━━ Input data ━━

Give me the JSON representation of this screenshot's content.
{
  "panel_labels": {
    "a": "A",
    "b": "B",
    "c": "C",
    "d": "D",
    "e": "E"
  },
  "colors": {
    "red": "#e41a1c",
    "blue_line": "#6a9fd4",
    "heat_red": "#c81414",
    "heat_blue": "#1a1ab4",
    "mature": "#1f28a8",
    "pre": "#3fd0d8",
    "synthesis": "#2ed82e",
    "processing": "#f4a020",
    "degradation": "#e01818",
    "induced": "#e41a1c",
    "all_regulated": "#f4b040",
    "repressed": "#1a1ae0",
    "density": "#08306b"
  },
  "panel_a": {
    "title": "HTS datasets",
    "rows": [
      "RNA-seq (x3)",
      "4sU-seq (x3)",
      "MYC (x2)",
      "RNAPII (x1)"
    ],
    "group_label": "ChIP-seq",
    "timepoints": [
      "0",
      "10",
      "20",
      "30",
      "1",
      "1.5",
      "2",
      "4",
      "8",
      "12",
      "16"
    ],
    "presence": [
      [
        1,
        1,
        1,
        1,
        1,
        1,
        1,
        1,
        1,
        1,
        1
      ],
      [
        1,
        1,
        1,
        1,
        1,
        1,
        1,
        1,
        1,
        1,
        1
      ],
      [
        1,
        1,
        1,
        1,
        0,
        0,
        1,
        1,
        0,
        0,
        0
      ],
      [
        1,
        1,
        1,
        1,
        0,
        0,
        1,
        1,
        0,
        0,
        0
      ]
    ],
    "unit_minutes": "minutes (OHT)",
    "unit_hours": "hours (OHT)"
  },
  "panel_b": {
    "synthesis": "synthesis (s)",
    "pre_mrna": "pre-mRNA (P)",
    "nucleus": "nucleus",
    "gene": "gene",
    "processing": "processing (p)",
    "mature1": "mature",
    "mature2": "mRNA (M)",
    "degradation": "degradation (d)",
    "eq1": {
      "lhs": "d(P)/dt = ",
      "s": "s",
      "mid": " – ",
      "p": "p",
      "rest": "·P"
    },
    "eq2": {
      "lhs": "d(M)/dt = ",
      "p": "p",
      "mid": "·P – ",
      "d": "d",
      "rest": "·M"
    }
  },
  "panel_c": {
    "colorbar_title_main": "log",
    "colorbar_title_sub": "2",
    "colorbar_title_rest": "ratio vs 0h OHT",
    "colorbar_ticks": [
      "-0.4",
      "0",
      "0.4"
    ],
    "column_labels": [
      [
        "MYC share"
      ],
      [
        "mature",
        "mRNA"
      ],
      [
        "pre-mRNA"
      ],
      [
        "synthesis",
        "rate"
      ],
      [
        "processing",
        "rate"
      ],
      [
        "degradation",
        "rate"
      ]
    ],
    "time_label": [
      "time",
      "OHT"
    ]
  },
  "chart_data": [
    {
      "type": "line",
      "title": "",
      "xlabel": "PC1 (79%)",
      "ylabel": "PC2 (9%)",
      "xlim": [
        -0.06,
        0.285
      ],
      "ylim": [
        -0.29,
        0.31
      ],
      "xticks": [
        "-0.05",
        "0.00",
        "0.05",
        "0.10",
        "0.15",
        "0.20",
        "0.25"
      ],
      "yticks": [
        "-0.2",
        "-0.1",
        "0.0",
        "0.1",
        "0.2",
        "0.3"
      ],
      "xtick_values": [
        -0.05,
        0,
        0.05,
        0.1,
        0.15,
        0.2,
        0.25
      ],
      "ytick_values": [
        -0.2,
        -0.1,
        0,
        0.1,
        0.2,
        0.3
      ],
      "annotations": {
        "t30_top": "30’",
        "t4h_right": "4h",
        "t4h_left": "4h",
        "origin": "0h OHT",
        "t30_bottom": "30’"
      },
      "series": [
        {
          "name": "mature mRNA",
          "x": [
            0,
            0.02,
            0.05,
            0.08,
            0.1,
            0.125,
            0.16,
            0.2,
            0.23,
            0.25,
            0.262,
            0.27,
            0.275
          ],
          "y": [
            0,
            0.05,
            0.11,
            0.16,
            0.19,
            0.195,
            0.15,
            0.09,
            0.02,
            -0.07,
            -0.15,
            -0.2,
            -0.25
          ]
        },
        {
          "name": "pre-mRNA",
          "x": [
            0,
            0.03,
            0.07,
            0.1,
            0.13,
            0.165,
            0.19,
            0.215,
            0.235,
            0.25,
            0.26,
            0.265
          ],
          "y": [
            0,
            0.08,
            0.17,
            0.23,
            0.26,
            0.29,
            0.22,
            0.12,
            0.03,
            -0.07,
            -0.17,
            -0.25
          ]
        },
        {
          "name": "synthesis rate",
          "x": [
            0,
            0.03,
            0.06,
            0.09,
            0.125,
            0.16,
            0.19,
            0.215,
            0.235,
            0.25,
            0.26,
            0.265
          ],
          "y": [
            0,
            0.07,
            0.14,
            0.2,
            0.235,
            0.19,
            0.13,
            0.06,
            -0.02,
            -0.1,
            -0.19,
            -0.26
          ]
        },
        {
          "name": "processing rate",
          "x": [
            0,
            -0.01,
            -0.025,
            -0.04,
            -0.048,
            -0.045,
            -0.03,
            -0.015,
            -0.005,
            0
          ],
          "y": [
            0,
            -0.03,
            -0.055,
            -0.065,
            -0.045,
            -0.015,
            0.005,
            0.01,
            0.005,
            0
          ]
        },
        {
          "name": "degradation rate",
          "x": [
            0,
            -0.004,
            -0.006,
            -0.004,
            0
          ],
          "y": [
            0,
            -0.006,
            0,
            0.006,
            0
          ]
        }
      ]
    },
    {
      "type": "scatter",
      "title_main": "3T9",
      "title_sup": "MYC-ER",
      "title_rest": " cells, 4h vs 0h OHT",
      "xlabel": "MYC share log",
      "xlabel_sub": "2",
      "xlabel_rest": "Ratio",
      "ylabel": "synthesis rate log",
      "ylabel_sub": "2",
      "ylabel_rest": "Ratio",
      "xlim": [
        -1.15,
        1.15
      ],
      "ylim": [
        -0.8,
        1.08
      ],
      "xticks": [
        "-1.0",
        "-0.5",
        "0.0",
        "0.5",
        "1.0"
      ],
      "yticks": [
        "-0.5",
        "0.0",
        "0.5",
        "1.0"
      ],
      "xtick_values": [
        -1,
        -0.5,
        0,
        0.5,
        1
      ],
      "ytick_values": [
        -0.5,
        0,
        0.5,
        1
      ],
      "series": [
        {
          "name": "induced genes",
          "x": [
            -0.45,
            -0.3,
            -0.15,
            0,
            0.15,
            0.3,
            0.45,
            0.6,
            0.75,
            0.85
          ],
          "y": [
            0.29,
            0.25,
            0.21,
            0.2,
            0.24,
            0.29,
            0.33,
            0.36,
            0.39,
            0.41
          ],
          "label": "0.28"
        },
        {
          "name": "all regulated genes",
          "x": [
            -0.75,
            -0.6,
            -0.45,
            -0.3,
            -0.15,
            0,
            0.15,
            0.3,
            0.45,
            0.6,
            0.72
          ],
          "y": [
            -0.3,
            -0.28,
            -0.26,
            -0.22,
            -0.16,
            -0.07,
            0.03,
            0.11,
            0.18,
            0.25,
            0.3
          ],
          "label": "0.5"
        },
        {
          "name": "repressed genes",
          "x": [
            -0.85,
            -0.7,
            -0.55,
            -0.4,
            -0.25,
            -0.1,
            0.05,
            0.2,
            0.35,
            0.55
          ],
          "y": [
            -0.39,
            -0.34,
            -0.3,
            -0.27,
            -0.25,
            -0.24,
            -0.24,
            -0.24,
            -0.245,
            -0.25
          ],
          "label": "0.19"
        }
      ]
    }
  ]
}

━━━

**Your assignment:** Where the string "name" occurs in a line above, count that line, and report solely the final figure.

**Response below:** 8